_Instructions for the task:_ Your task is to output the entries below word for word.

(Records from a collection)
==============================
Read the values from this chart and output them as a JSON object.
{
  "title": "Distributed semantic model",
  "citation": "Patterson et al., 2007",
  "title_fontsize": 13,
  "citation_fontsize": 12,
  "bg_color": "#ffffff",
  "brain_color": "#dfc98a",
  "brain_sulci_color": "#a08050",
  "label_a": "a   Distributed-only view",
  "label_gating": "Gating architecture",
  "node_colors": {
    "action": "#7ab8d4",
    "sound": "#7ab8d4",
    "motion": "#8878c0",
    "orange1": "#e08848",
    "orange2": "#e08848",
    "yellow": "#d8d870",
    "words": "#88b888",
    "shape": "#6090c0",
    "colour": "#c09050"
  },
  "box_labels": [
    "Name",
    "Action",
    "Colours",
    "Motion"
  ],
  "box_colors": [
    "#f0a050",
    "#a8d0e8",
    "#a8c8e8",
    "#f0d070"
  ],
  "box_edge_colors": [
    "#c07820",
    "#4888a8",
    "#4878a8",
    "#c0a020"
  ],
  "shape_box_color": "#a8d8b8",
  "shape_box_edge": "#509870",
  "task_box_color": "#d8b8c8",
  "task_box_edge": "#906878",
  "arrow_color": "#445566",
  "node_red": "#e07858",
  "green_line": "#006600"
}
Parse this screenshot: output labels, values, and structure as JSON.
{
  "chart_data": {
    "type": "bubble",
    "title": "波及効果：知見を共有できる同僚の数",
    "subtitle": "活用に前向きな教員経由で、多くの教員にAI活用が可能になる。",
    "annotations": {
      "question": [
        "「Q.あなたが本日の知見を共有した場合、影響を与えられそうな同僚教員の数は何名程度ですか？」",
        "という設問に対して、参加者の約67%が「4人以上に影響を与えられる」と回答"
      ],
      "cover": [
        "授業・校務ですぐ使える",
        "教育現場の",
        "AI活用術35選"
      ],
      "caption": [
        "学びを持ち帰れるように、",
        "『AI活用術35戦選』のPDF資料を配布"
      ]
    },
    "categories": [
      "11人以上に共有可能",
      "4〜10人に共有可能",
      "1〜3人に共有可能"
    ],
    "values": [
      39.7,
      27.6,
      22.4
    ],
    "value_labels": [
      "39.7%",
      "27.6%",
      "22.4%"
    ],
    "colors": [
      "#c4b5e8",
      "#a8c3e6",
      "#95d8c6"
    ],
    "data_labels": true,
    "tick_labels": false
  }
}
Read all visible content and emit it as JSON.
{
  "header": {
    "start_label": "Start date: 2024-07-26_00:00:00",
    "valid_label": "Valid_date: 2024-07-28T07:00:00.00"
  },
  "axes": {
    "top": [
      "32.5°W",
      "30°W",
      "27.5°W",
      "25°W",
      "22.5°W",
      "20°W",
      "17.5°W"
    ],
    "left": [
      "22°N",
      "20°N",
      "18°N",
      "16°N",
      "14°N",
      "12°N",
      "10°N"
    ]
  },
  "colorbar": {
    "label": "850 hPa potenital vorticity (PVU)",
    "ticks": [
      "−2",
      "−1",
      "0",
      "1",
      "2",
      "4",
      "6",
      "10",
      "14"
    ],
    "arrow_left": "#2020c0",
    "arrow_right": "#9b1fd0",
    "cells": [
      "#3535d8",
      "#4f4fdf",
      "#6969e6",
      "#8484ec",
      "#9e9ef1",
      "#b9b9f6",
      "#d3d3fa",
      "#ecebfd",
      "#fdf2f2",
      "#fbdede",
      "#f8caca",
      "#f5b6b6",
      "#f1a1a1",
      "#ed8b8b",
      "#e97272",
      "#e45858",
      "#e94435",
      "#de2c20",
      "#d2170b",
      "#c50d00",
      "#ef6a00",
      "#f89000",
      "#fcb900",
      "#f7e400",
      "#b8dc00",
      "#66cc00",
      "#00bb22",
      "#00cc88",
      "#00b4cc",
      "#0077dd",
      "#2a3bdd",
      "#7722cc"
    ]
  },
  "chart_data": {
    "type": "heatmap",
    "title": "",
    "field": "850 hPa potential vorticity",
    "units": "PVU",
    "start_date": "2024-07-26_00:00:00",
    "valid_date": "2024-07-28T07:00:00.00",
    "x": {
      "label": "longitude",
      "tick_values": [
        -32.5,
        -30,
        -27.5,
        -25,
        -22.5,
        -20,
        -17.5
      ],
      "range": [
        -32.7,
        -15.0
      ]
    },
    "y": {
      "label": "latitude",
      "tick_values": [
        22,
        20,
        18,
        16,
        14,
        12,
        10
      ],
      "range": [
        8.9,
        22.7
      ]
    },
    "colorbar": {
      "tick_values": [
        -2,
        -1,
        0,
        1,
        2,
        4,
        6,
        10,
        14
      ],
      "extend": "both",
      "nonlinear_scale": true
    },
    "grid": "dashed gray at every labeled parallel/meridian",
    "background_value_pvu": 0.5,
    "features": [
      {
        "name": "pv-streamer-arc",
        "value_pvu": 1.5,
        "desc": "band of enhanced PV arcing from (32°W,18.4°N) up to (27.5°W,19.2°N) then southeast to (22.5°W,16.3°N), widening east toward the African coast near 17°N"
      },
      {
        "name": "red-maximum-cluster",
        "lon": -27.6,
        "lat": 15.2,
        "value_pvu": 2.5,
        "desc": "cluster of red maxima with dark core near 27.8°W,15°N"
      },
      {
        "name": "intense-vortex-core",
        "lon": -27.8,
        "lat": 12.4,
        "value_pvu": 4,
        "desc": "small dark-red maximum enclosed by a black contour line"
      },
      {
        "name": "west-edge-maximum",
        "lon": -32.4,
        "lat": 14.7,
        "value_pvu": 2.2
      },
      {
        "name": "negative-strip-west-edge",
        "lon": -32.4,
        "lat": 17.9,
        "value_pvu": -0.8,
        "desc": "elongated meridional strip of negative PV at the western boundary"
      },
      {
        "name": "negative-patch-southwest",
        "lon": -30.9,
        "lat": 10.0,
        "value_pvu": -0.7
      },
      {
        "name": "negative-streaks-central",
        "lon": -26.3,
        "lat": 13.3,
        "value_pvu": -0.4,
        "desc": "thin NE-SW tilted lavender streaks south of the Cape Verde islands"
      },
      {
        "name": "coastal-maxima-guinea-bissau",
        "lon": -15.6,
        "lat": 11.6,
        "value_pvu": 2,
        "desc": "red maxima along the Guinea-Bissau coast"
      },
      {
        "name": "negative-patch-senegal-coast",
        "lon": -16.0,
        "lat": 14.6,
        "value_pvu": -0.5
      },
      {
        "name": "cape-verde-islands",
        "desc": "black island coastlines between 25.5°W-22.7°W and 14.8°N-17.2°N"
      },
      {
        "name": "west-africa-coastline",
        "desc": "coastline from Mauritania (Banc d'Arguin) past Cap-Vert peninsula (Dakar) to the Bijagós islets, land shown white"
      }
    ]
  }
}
==============================
_Reply:_
Read the values from this chart and output them as a JSON object.
{
  "title": "Distributed semantic model",
  "citation": "Patterson et al., 2007",
  "title_fontsize": 13,
  "citation_fontsize": 12,
  "bg_color": "#ffffff",
  "brain_color": "#dfc98a",
  "brain_sulci_color": "#a08050",
  "label_a": "a   Distributed-only view",
  "label_gating": "Gating architecture",
  "node_colors": {
    "action": "#7ab8d4",
    "sound": "#7ab8d4",
    "motion": "#8878c0",
    "orange1": "#e08848",
    "orange2": "#e08848",
    "yellow": "#d8d870",
    "words": "#88b888",
    "shape": "#6090c0",
    "colour": "#c09050"
  },
  "box_labels": [
    "Name",
    "Action",
    "Colours",
    "Motion"
  ],
  "box_colors": [
    "#f0a050",
    "#a8d0e8",
    "#a8c8e8",
    "#f0d070"
  ],
  "box_edge_colors": [
    "#c07820",
    "#4888a8",
    "#4878a8",
    "#c0a020"
  ],
  "shape_box_color": "#a8d8b8",
  "shape_box_edge": "#509870",
  "task_box_color": "#d8b8c8",
  "task_box_edge": "#906878",
  "arrow_color": "#445566",
  "node_red": "#e07858",
  "green_line": "#006600"
}
Parse this screenshot: output labels, values, and structure as JSON.
{
  "chart_data": {
    "type": "bubble",
    "title": "波及効果：知見を共有できる同僚の数",
    "subtitle": "活用に前向きな教員経由で、多くの教員にAI活用が可能になる。",
    "annotations": {
      "question": [
        "「Q.あなたが本日の知見を共有した場合、影響を与えられそうな同僚教員の数は何名程度ですか？」",
        "という設問に対して、参加者の約67%が「4人以上に影響を与えられる」と回答"
      ],
      "cover": [
        "授業・校務ですぐ使える",
        "教育現場の",
        "AI活用術35選"
      ],
      "caption": [
        "学びを持ち帰れるように、",
        "『AI活用術35戦選』のPDF資料を配布"
      ]
    },
    "categories": [
      "11人以上に共有可能",
      "4〜10人に共有可能",
      "1〜3人に共有可能"
    ],
    "values": [
      39.7,
      27.6,
      22.4
    ],
    "value_labels": [
      "39.7%",
      "27.6%",
      "22.4%"
    ],
    "colors": [
      "#c4b5e8",
      "#a8c3e6",
      "#95d8c6"
    ],
    "data_labels": true,
    "tick_labels": false
  }
}
Read all visible content and emit it as JSON.
{
  "header": {
    "start_label": "Start date: 2024-07-26_00:00:00",
    "valid_label": "Valid_date: 2024-07-28T07:00:00.00"
  },
  "axes": {
    "top": [
      "32.5°W",
      "30°W",
      "27.5°W",
      "25°W",
      "22.5°W",
      "20°W",
      "17.5°W"
    ],
    "left": [
      "22°N",
      "20°N",
      "18°N",
      "16°N",
      "14°N",
      "12°N",
      "10°N"
    ]
  },
  "colorbar": {
    "label": "850 hPa potenital vorticity (PVU)",
    "ticks": [
      "−2",
      "−1",
      "0",
      "1",
      "2",
      "4",
      "6",
      "10",
      "14"
    ],
    "arrow_left": "#2020c0",
    "arrow_right": "#9b1fd0",
    "cells": [
      "#3535d8",
      "#4f4fdf",
      "#6969e6",
      "#8484ec",
      "#9e9ef1",
      "#b9b9f6",
      "#d3d3fa",
      "#ecebfd",
      "#fdf2f2",
      "#fbdede",
      "#f8caca",
      "#f5b6b6",
      "#f1a1a1",
      "#ed8b8b",
      "#e97272",
      "#e45858",
      "#e94435",
      "#de2c20",
      "#d2170b",
      "#c50d00",
      "#ef6a00",
      "#f89000",
      "#fcb900",
      "#f7e400",
      "#b8dc00",
      "#66cc00",
      "#00bb22",
      "#00cc88",
      "#00b4cc",
      "#0077dd",
      "#2a3bdd",
      "#7722cc"
    ]
  },
  "chart_data": {
    "type": "heatmap",
    "title": "",
    "field": "850 hPa potential vorticity",
    "units": "PVU",
    "start_date": "2024-07-26_00:00:00",
    "valid_date": "2024-07-28T07:00:00.00",
    "x": {
      "label": "longitude",
      "tick_values": [
        -32.5,
        -30,
        -27.5,
        -25,
        -22.5,
        -20,
        -17.5
      ],
      "range": [
        -32.7,
        -15.0
      ]
    },
    "y": {
      "label": "latitude",
      "tick_values": [
        22,
        20,
        18,
        16,
        14,
        12,
        10
      ],
      "range": [
        8.9,
        22.7
      ]
    },
    "colorbar": {
      "tick_values": [
        -2,
        -1,
        0,
        1,
        2,
        4,
        6,
        10,
        14
      ],
      "extend": "both",
      "nonlinear_scale": true
    },
    "grid": "dashed gray at every labeled parallel/meridian",
    "background_value_pvu": 0.5,
    "features": [
      {
        "name": "pv-streamer-arc",
        "value_pvu": 1.5,
        "desc": "band of enhanced PV arcing from (32°W,18.4°N) up to (27.5°W,19.2°N) then southeast to (22.5°W,16.3°N), widening east toward the African coast near 17°N"
      },
      {
        "name": "red-maximum-cluster",
        "lon": -27.6,
        "lat": 15.2,
        "value_pvu": 2.5,
        "desc": "cluster of red maxima with dark core near 27.8°W,15°N"
      },
      {
        "name": "intense-vortex-core",
        "lon": -27.8,
        "lat": 12.4,
        "value_pvu": 4,
        "desc": "small dark-red maximum enclosed by a black contour line"
      },
      {
        "name": "west-edge-maximum",
        "lon": -32.4,
        "lat": 14.7,
        "value_pvu": 2.2
      },
      {
        "name": "negative-strip-west-edge",
        "lon": -32.4,
        "lat": 17.9,
        "value_pvu": -0.8,
        "desc": "elongated meridional strip of negative PV at the western boundary"
      },
      {
        "name": "negative-patch-southwest",
        "lon": -30.9,
        "lat": 10.0,
        "value_pvu": -0.7
      },
      {
        "name": "negative-streaks-central",
        "lon": -26.3,
        "lat": 13.3,
        "value_pvu": -0.4,
        "desc": "thin NE-SW tilted lavender streaks south of the Cape Verde islands"
      },
      {
        "name": "coastal-maxima-guinea-bissau",
        "lon": -15.6,
        "lat": 11.6,
        "value_pvu": 2,
        "desc": "red maxima along the Guinea-Bissau coast"
      },
      {
        "name": "negative-patch-senegal-coast",
        "lon": -16.0,
        "lat": 14.6,
        "value_pvu": -0.5
      },
      {
        "name": "cape-verde-islands",
        "desc": "black island coastlines between 25.5°W-22.7°W and 14.8°N-17.2°N"
      },
      {
        "name": "west-africa-coastline",
        "desc": "coastline from Mauritania (Banc d'Arguin) past Cap-Vert peninsula (Dakar) to the Bijagós islets, land shown white"
      }
    ]
  }
}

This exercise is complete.